- **Provided data**
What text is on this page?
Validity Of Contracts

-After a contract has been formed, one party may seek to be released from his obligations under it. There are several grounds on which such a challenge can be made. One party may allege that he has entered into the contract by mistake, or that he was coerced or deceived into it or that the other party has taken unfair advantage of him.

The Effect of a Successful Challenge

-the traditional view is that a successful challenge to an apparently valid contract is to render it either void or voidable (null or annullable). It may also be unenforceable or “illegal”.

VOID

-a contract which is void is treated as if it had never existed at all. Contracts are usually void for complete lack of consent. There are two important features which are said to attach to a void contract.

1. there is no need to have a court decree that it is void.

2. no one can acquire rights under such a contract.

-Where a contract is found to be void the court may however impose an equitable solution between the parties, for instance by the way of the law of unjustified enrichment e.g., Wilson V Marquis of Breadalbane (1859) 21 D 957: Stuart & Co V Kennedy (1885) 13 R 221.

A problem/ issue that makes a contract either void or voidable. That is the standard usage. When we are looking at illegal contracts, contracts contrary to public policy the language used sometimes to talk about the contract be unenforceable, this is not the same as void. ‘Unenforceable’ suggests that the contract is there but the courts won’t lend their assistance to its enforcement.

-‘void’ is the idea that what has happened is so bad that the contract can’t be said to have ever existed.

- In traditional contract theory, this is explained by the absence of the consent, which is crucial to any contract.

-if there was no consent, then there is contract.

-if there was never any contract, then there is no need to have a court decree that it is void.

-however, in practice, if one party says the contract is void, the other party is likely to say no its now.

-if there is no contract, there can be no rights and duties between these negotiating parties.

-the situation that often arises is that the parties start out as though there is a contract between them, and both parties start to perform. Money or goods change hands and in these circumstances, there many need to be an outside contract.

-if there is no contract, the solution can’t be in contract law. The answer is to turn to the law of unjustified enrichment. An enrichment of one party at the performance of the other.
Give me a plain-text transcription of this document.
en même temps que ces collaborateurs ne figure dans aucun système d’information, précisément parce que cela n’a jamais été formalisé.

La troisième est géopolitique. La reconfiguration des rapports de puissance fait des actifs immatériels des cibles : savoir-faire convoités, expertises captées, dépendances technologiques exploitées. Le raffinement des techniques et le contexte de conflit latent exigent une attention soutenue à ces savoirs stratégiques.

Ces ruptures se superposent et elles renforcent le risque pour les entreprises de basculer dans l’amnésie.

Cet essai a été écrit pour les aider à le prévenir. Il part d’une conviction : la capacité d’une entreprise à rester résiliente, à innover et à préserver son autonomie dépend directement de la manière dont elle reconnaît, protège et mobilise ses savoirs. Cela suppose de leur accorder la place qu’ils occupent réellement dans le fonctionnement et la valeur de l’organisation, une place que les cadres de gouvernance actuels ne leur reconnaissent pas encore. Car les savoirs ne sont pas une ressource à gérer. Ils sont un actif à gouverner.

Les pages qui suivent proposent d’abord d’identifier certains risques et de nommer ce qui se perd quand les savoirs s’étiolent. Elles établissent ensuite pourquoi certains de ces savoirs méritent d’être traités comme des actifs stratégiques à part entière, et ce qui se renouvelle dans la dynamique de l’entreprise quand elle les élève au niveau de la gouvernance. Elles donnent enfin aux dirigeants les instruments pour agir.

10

- **Task objective**
All of the data shown above must be copied exactly.

- **Finished task**
What text is on this page?
Validity Of Contracts

-After a contract has been formed, one party may seek to be released from his obligations under it. There are several grounds on which such a challenge can be made. One party may allege that he has entered into the contract by mistake, or that he was coerced or deceived into it or that the other party has taken unfair advantage of him.

The Effect of a Successful Challenge

-the traditional view is that a successful challenge to an apparently valid contract is to render it either void or voidable (null or annullable). It may also be unenforceable or “illegal”.

VOID

-a contract which is void is treated as if it had never existed at all. Contracts are usually void for complete lack of consent. There are two important features which are said to attach to a void contract.

1. there is no need to have a court decree that it is void.

2. no one can acquire rights under such a contract.

-Where a contract is found to be void the court may however impose an equitable solution between the parties, for instance by the way of the law of unjustified enrichment e.g., Wilson V Marquis of Breadalbane (1859) 21 D 957: Stuart & Co V Kennedy (1885) 13 R 221.

A problem/ issue that makes a contract either void or voidable. That is the standard usage. When we are looking at illegal contracts, contracts contrary to public policy the language used sometimes to talk about the contract be unenforceable, this is not the same as void. ‘Unenforceable’ suggests that the contract is there but the courts won’t lend their assistance to its enforcement.

-‘void’ is the idea that what has happened is so bad that the contract can’t be said to have ever existed.

- In traditional contract theory, this is explained by the absence of the consent, which is crucial to any contract.

-if there was no consent, then there is contract.

-if there was never any contract, then there is no need to have a court decree that it is void.

-however, in practice, if one party says the contract is void, the other party is likely to say no its now.

-if there is no contract, there can be no rights and duties between these negotiating parties.

-the situation that often arises is that the parties start out as though there is a contract between them, and both parties start to perform. Money or goods change hands and in these circumstances, there many need to be an outside contract.

-if there is no contract, the solution can’t be in contract law. The answer is to turn to the law of unjustified enrichment. An enrichment of one party at the performance of the other.
Give me a plain-text transcription of this document.
en même temps que ces collaborateurs ne figure dans aucun système d’information, précisément parce que cela n’a jamais été formalisé.

La troisième est géopolitique. La reconfiguration des rapports de puissance fait des actifs immatériels des cibles : savoir-faire convoités, expertises captées, dépendances technologiques exploitées. Le raffinement des techniques et le contexte de conflit latent exigent une attention soutenue à ces savoirs stratégiques.

Ces ruptures se superposent et elles renforcent le risque pour les entreprises de basculer dans l’amnésie.

Cet essai a été écrit pour les aider à le prévenir. Il part d’une conviction : la capacité d’une entreprise à rester résiliente, à innover et à préserver son autonomie dépend directement de la manière dont elle reconnaît, protège et mobilise ses savoirs. Cela suppose de leur accorder la place qu’ils occupent réellement dans le fonctionnement et la valeur de l’organisation, une place que les cadres de gouvernance actuels ne leur reconnaissent pas encore. Car les savoirs ne sont pas une ressource à gérer. Ils sont un actif à gouverner.

Les pages qui suivent proposent d’abord d’identifier certains risques et de nommer ce qui se perd quand les savoirs s’étiolent. Elles établissent ensuite pourquoi certains de ces savoirs méritent d’être traités comme des actifs stratégiques à part entière, et ce qui se renouvelle dans la dynamique de l’entreprise quand elle les élève au niveau de la gouvernance. Elles donnent enfin aux dirigeants les instruments pour agir.

10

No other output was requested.